*What this task involves*. Return every record below exactly as written, omitting any pictures.
** Start of Listing **
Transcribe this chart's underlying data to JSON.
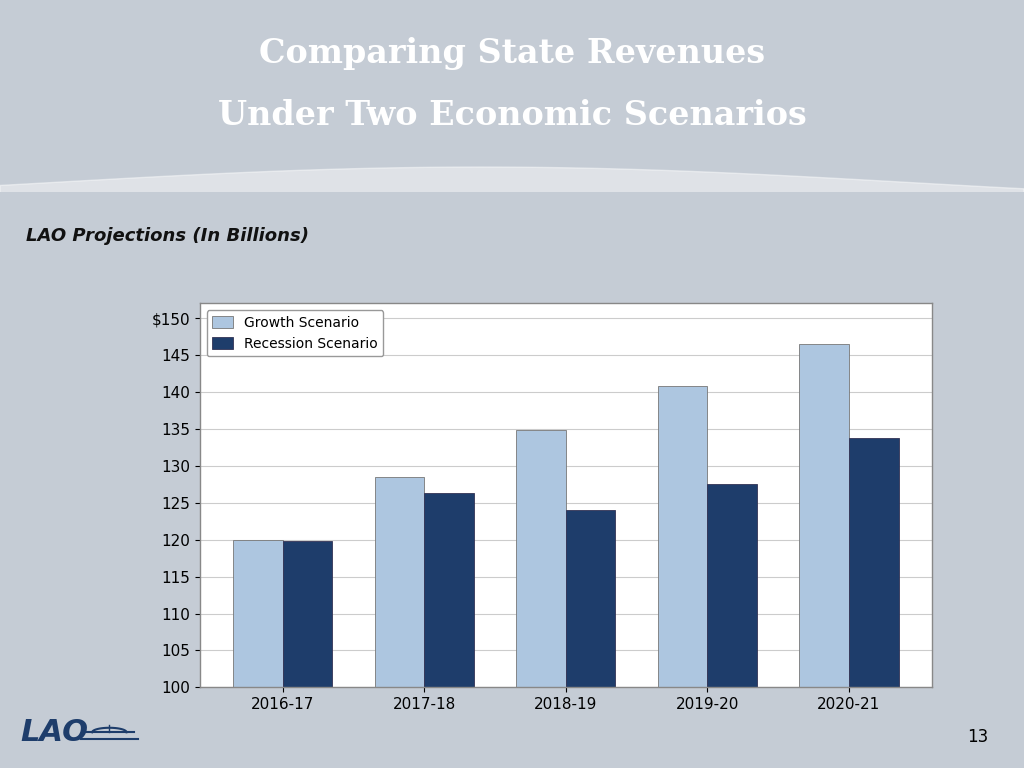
{
  "title_line1": "Comparing State Revenues",
  "title_line2": "Under Two Economic Scenarios",
  "subtitle": "LAO Projections (In Billions)",
  "categories": [
    "2016-17",
    "2017-18",
    "2018-19",
    "2019-20",
    "2020-21"
  ],
  "growth_values": [
    120.0,
    128.5,
    134.8,
    140.8,
    146.5
  ],
  "recession_values": [
    119.8,
    126.3,
    124.0,
    127.5,
    133.7
  ],
  "growth_color": "#adc6e0",
  "recession_color": "#1e3d6b",
  "background_top": "#4d6484",
  "background_bottom": "#c5ccd5",
  "chart_bg": "#ffffff",
  "ylim_min": 100,
  "ylim_max": 152,
  "yticks": [
    100,
    105,
    110,
    115,
    120,
    125,
    130,
    135,
    140,
    145,
    150
  ],
  "legend_growth": "Growth Scenario",
  "legend_recession": "Recession Scenario",
  "page_number": "13",
  "header_color": "#4d6080",
  "wave_color": "#c5ccd5"
}
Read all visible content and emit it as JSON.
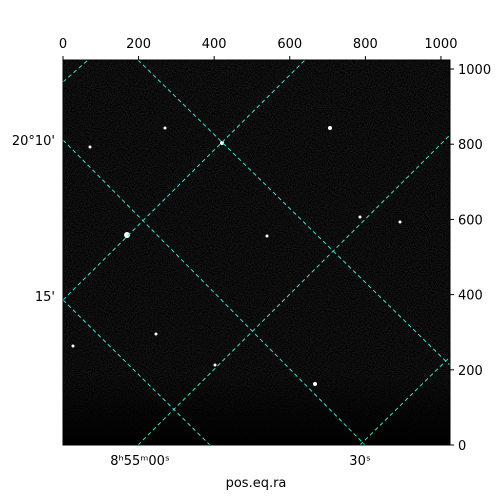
{
  "chart_data": {
    "type": "image",
    "xlabel": "pos.eq.ra",
    "xlim": [
      0,
      1024
    ],
    "ylim": [
      0,
      1024
    ],
    "xticks": [
      0,
      200,
      400,
      600,
      800,
      1000
    ],
    "yticks": [
      0,
      200,
      400,
      600,
      800,
      1000
    ],
    "ra_ticks": [
      "8ʰ55ᵐ00ˢ",
      "30ˢ"
    ],
    "dec_ticks": [
      "20°10'",
      "15'"
    ],
    "grid_color": "#40e0d0"
  }
}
** End of Listing **
*Output for this exercise*.
Transcribe this chart's underlying data to JSON.
{
  "title_line1": "Comparing State Revenues",
  "title_line2": "Under Two Economic Scenarios",
  "subtitle": "LAO Projections (In Billions)",
  "categories": [
    "2016-17",
    "2017-18",
    "2018-19",
    "2019-20",
    "2020-21"
  ],
  "growth_values": [
    120.0,
    128.5,
    134.8,
    140.8,
    146.5
  ],
  "recession_values": [
    119.8,
    126.3,
    124.0,
    127.5,
    133.7
  ],
  "growth_color": "#adc6e0",
  "recession_color": "#1e3d6b",
  "background_top": "#4d6484",
  "background_bottom": "#c5ccd5",
  "chart_bg": "#ffffff",
  "ylim_min": 100,
  "ylim_max": 152,
  "yticks": [
    100,
    105,
    110,
    115,
    120,
    125,
    130,
    135,
    140,
    145,
    150
  ],
  "legend_growth": "Growth Scenario",
  "legend_recession": "Recession Scenario",
  "page_number": "13",
  "header_color": "#4d6080",
  "wave_color": "#c5ccd5"
}
Read all visible content and emit it as JSON.
{
  "chart_data": {
    "type": "image",
    "xlabel": "pos.eq.ra",
    "xlim": [
      0,
      1024
    ],
    "ylim": [
      0,
      1024
    ],
    "xticks": [
      0,
      200,
      400,
      600,
      800,
      1000
    ],
    "yticks": [
      0,
      200,
      400,
      600,
      800,
      1000
    ],
    "ra_ticks": [
      "8ʰ55ᵐ00ˢ",
      "30ˢ"
    ],
    "dec_ticks": [
      "20°10'",
      "15'"
    ],
    "grid_color": "#40e0d0"
  }
}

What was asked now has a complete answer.